(To do):
Repeat the records exactly. Every line must match.

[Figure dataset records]
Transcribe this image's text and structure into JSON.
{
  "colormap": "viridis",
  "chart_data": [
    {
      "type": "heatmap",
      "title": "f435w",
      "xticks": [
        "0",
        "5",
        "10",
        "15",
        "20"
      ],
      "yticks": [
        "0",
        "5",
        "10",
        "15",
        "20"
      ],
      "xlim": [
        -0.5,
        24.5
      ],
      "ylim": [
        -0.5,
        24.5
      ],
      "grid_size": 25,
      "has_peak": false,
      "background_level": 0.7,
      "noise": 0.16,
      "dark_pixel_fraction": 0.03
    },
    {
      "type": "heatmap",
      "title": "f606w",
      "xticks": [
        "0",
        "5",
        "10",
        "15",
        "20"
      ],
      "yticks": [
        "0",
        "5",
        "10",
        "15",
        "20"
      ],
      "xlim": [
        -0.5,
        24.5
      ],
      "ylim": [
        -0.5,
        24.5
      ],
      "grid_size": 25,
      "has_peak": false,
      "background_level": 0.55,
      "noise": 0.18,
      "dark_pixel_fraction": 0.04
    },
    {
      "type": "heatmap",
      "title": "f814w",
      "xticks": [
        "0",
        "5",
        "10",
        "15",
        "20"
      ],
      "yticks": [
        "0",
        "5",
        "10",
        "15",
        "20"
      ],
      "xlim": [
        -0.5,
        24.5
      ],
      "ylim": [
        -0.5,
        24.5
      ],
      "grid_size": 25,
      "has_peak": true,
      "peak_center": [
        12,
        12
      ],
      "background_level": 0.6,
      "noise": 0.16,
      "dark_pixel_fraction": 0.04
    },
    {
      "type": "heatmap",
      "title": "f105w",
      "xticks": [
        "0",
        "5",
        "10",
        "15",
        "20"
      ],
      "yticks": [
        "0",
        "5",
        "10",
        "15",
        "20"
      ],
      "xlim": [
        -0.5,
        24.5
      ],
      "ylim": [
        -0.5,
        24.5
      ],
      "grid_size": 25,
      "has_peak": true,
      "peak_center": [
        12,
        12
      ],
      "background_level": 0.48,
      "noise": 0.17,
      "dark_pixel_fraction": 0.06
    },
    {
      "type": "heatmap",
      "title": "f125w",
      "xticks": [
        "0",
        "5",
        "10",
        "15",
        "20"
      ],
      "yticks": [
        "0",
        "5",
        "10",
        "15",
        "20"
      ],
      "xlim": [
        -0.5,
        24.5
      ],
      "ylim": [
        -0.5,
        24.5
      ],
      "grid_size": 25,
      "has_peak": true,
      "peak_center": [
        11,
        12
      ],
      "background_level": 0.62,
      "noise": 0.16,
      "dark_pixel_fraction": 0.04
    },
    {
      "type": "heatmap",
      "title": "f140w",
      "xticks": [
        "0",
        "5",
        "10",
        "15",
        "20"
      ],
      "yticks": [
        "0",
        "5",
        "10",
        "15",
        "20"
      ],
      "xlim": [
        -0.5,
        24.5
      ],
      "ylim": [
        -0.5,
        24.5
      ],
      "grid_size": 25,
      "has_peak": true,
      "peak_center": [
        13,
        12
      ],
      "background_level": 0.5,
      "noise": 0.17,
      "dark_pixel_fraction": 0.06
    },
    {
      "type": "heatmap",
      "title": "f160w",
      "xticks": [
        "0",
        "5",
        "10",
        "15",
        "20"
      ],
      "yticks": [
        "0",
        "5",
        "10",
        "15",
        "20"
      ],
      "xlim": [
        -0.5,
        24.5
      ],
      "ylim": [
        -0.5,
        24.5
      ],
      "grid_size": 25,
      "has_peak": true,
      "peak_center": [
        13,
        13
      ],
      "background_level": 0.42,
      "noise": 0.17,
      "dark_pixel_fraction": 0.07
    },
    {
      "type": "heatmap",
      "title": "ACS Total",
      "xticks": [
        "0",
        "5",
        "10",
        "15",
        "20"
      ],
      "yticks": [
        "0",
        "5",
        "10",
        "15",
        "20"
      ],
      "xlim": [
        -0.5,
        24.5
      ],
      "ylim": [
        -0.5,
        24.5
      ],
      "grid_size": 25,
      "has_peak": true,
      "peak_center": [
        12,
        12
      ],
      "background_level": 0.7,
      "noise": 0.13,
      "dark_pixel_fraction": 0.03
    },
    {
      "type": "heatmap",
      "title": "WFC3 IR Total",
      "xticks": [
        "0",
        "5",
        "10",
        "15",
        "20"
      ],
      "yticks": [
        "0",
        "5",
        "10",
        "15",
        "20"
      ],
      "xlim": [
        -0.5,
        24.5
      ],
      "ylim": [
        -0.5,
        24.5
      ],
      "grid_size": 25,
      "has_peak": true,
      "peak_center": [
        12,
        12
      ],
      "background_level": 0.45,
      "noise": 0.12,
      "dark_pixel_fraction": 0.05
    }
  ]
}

(Exercise response):
Transcribe this image's text and structure into JSON.
{
  "colormap": "viridis",
  "chart_data": [
    {
      "type": "heatmap",
      "title": "f435w",
      "xticks": [
        "0",
        "5",
        "10",
        "15",
        "20"
      ],
      "yticks": [
        "0",
        "5",
        "10",
        "15",
        "20"
      ],
      "xlim": [
        -0.5,
        24.5
      ],
      "ylim": [
        -0.5,
        24.5
      ],
      "grid_size": 25,
      "has_peak": false,
      "background_level": 0.7,
      "noise": 0.16,
      "dark_pixel_fraction": 0.03
    },
    {
      "type": "heatmap",
      "title": "f606w",
      "xticks": [
        "0",
        "5",
        "10",
        "15",
        "20"
      ],
      "yticks": [
        "0",
        "5",
        "10",
        "15",
        "20"
      ],
      "xlim": [
        -0.5,
        24.5
      ],
      "ylim": [
        -0.5,
        24.5
      ],
      "grid_size": 25,
      "has_peak": false,
      "background_level": 0.55,
      "noise": 0.18,
      "dark_pixel_fraction": 0.04
    },
    {
      "type": "heatmap",
      "title": "f814w",
      "xticks": [
        "0",
        "5",
        "10",
        "15",
        "20"
      ],
      "yticks": [
        "0",
        "5",
        "10",
        "15",
        "20"
      ],
      "xlim": [
        -0.5,
        24.5
      ],
      "ylim": [
        -0.5,
        24.5
      ],
      "grid_size": 25,
      "has_peak": true,
      "peak_center": [
        12,
        12
      ],
      "background_level": 0.6,
      "noise": 0.16,
      "dark_pixel_fraction": 0.04
    },
    {
      "type": "heatmap",
      "title": "f105w",
      "xticks": [
        "0",
        "5",
        "10",
        "15",
        "20"
      ],
      "yticks": [
        "0",
        "5",
        "10",
        "15",
        "20"
      ],
      "xlim": [
        -0.5,
        24.5
      ],
      "ylim": [
        -0.5,
        24.5
      ],
      "grid_size": 25,
      "has_peak": true,
      "peak_center": [
        12,
        12
      ],
      "background_level": 0.48,
      "noise": 0.17,
      "dark_pixel_fraction": 0.06
    },
    {
      "type": "heatmap",
      "title": "f125w",
      "xticks": [
        "0",
        "5",
        "10",
        "15",
        "20"
      ],
      "yticks": [
        "0",
        "5",
        "10",
        "15",
        "20"
      ],
      "xlim": [
        -0.5,
        24.5
      ],
      "ylim": [
        -0.5,
        24.5
      ],
      "grid_size": 25,
      "has_peak": true,
      "peak_center": [
        11,
        12
      ],
      "background_level": 0.62,
      "noise": 0.16,
      "dark_pixel_fraction": 0.04
    },
    {
      "type": "heatmap",
      "title": "f140w",
      "xticks": [
        "0",
        "5",
        "10",
        "15",
        "20"
      ],
      "yticks": [
        "0",
        "5",
        "10",
        "15",
        "20"
      ],
      "xlim": [
        -0.5,
        24.5
      ],
      "ylim": [
        -0.5,
        24.5
      ],
      "grid_size": 25,
      "has_peak": true,
      "peak_center": [
        13,
        12
      ],
      "background_level": 0.5,
      "noise": 0.17,
      "dark_pixel_fraction": 0.06
    },
    {
      "type": "heatmap",
      "title": "f160w",
      "xticks": [
        "0",
        "5",
        "10",
        "15",
        "20"
      ],
      "yticks": [
        "0",
        "5",
        "10",
        "15",
        "20"
      ],
      "xlim": [
        -0.5,
        24.5
      ],
      "ylim": [
        -0.5,
        24.5
      ],
      "grid_size": 25,
      "has_peak": true,
      "peak_center": [
        13,
        13
      ],
      "background_level": 0.42,
      "noise": 0.17,
      "dark_pixel_fraction": 0.07
    },
    {
      "type": "heatmap",
      "title": "ACS Total",
      "xticks": [
        "0",
        "5",
        "10",
        "15",
        "20"
      ],
      "yticks": [
        "0",
        "5",
        "10",
        "15",
        "20"
      ],
      "xlim": [
        -0.5,
        24.5
      ],
      "ylim": [
        -0.5,
        24.5
      ],
      "grid_size": 25,
      "has_peak": true,
      "peak_center": [
        12,
        12
      ],
      "background_level": 0.7,
      "noise": 0.13,
      "dark_pixel_fraction": 0.03
    },
    {
      "type": "heatmap",
      "title": "WFC3 IR Total",
      "xticks": [
        "0",
        "5",
        "10",
        "15",
        "20"
      ],
      "yticks": [
        "0",
        "5",
        "10",
        "15",
        "20"
      ],
      "xlim": [
        -0.5,
        24.5
      ],
      "ylim": [
        -0.5,
        24.5
      ],
      "grid_size": 25,
      "has_peak": true,
      "peak_center": [
        12,
        12
      ],
      "background_level": 0.45,
      "noise": 0.12,
      "dark_pixel_fraction": 0.05
    }
  ]
}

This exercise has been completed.